In the listing below, count the lines containing the string "port" and state only the number.

Data entries for graphics
+-------+

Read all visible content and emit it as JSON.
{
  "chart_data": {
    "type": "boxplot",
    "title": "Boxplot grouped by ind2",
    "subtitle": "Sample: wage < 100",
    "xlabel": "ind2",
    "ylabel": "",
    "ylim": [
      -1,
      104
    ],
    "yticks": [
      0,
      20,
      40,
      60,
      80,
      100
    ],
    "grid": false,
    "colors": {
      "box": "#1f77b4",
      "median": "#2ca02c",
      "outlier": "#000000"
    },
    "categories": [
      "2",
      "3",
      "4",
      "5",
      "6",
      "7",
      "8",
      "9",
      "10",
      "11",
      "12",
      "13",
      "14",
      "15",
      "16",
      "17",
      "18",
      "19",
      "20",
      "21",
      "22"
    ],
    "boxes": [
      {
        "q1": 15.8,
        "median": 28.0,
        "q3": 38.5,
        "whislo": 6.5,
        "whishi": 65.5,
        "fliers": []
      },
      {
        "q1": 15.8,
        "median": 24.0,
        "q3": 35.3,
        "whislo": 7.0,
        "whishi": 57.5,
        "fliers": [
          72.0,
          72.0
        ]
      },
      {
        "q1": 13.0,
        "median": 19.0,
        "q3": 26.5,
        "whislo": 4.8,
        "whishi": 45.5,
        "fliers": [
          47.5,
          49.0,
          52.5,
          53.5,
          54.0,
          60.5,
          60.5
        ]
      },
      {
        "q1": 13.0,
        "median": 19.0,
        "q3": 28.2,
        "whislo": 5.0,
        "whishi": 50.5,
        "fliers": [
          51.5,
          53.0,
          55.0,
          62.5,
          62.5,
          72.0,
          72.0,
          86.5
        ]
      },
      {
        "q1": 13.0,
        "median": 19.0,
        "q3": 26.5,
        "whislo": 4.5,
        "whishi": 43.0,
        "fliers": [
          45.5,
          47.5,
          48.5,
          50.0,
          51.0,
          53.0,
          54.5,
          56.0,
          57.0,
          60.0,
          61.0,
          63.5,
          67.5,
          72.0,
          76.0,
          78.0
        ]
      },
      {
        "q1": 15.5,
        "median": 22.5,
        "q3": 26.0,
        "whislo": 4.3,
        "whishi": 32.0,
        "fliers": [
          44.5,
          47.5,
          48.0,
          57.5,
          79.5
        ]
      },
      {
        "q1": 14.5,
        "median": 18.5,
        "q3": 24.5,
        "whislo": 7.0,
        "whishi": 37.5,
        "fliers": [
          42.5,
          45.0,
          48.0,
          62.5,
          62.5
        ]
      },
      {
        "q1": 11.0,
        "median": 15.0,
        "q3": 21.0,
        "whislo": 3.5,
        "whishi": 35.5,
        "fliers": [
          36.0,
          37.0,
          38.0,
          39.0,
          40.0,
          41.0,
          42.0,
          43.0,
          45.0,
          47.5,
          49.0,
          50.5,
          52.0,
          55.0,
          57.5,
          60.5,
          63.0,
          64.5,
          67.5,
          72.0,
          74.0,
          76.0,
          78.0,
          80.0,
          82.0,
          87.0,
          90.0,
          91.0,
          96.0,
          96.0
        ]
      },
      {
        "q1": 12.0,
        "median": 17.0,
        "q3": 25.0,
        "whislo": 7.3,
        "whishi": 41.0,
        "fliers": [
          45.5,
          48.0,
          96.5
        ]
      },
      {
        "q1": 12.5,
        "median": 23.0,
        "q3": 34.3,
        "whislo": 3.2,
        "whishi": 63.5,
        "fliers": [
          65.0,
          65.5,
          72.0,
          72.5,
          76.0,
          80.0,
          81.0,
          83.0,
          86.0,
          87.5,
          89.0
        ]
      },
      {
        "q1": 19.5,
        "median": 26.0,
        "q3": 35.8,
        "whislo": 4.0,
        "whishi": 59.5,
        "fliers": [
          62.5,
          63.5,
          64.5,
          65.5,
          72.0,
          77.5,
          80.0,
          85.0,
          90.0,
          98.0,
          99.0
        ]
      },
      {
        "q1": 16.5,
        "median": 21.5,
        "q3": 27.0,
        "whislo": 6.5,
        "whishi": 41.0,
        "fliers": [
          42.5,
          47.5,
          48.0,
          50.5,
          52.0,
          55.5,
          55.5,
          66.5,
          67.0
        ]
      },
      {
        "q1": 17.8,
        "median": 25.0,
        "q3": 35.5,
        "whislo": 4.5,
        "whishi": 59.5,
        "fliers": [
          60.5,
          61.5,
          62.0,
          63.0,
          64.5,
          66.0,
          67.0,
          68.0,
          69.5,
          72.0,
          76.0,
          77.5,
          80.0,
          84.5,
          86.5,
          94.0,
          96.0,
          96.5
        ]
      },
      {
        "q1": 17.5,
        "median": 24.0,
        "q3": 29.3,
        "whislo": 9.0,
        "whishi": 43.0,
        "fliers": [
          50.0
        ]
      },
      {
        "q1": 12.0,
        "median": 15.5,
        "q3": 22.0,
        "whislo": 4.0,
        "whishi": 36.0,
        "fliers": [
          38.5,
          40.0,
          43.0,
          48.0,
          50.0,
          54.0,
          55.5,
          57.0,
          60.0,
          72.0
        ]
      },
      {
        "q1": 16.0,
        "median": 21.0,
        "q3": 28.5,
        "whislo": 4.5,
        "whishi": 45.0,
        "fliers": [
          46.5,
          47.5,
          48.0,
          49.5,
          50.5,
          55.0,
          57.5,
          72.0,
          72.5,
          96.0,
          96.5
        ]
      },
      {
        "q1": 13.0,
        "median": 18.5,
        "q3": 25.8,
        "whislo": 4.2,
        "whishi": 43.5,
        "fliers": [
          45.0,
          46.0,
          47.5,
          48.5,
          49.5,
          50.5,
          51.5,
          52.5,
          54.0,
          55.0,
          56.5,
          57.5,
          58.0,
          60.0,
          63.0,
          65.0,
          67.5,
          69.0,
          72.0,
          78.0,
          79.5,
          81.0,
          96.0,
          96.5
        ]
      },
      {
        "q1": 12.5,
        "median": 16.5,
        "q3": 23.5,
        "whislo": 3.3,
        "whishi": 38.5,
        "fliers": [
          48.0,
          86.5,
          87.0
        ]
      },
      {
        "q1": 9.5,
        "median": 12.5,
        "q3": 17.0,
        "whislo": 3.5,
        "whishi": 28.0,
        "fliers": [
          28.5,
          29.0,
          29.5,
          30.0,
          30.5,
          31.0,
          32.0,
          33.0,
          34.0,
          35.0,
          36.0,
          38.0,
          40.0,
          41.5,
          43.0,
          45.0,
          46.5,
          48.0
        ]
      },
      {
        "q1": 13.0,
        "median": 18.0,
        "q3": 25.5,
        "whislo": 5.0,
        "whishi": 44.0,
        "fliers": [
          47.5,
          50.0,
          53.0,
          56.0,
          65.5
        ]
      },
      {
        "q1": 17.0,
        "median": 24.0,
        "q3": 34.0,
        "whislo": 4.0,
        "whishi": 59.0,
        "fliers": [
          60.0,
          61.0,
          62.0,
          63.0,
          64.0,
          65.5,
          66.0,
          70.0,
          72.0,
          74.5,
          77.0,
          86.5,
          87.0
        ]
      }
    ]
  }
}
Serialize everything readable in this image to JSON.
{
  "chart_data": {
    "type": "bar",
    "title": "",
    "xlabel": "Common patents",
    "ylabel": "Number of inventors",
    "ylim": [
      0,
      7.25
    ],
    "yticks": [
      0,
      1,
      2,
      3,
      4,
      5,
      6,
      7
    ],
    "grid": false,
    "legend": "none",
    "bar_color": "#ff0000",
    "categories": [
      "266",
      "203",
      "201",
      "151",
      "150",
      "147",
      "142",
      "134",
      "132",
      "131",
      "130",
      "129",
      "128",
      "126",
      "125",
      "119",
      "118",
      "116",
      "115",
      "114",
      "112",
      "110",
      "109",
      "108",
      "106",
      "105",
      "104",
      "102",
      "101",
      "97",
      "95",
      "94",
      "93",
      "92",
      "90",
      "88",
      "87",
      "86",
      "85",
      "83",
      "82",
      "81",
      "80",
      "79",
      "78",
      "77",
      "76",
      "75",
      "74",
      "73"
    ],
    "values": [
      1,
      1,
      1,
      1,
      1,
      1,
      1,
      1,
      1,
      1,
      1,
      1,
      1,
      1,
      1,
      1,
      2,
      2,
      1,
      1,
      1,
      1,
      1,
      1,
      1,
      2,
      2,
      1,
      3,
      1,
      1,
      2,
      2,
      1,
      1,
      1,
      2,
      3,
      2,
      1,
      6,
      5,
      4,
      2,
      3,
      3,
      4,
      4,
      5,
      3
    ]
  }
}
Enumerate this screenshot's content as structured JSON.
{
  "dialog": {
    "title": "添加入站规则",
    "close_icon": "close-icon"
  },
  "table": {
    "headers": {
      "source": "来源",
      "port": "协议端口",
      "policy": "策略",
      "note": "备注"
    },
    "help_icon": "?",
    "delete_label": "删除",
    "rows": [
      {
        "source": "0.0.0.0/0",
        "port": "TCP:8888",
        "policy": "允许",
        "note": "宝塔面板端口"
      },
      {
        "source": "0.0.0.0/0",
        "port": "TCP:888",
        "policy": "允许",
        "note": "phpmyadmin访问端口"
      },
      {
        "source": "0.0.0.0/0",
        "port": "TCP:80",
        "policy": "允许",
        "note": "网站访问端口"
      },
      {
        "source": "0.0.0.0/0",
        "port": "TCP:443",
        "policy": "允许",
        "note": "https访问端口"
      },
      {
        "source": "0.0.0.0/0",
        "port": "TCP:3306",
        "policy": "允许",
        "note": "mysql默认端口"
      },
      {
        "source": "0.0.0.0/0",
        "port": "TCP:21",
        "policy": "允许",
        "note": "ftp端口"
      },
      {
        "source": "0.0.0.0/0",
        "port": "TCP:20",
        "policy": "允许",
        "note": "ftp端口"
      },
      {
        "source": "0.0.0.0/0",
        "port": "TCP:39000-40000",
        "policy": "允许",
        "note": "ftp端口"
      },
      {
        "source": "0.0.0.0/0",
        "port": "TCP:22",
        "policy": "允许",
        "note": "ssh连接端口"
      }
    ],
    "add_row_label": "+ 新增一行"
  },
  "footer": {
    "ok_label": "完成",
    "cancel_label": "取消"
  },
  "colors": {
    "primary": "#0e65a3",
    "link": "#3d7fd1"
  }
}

+-------+

RESPONSE BELOW:
10